## Short problem
Check each line of the material below for "Воспроизводство", then copy the ones that contain it.

Data entries
%%

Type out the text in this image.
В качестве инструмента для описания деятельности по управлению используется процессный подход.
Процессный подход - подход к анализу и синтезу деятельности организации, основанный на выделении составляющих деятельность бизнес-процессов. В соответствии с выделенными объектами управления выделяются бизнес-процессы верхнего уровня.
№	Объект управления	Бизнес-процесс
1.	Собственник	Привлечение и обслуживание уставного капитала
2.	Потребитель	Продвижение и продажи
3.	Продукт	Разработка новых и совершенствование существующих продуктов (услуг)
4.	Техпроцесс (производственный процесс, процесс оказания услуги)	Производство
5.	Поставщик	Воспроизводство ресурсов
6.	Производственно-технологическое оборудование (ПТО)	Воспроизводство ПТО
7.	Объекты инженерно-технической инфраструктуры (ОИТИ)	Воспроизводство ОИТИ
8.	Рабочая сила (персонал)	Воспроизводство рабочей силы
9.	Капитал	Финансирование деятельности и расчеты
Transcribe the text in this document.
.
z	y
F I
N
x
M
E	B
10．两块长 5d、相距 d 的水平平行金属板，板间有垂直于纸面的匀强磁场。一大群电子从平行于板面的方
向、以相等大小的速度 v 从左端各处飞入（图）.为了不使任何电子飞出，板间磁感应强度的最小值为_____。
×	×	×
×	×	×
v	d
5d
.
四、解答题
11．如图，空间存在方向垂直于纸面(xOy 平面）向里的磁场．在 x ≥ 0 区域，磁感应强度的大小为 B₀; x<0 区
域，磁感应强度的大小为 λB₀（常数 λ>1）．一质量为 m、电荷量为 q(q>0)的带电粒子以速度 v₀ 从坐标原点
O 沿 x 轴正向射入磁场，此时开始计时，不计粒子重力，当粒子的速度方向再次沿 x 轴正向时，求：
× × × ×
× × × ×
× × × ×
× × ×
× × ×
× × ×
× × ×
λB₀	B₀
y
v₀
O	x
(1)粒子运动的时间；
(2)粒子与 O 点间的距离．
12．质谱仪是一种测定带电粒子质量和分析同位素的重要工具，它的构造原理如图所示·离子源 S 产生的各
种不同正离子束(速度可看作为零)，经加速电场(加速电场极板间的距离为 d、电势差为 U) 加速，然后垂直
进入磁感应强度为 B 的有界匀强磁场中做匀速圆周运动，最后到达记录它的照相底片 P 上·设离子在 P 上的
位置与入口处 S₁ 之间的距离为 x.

%%

## Answer to the exercise
5.	Поставщик	Воспроизводство ресурсов
6.	Производственно-технологическое оборудование (ПТО)	Воспроизводство ПТО
7.	Объекты инженерно-технической инфраструктуры (ОИТИ)	Воспроизводство ОИТИ
8.	Рабочая сила (персонал)	Воспроизводство рабочей силы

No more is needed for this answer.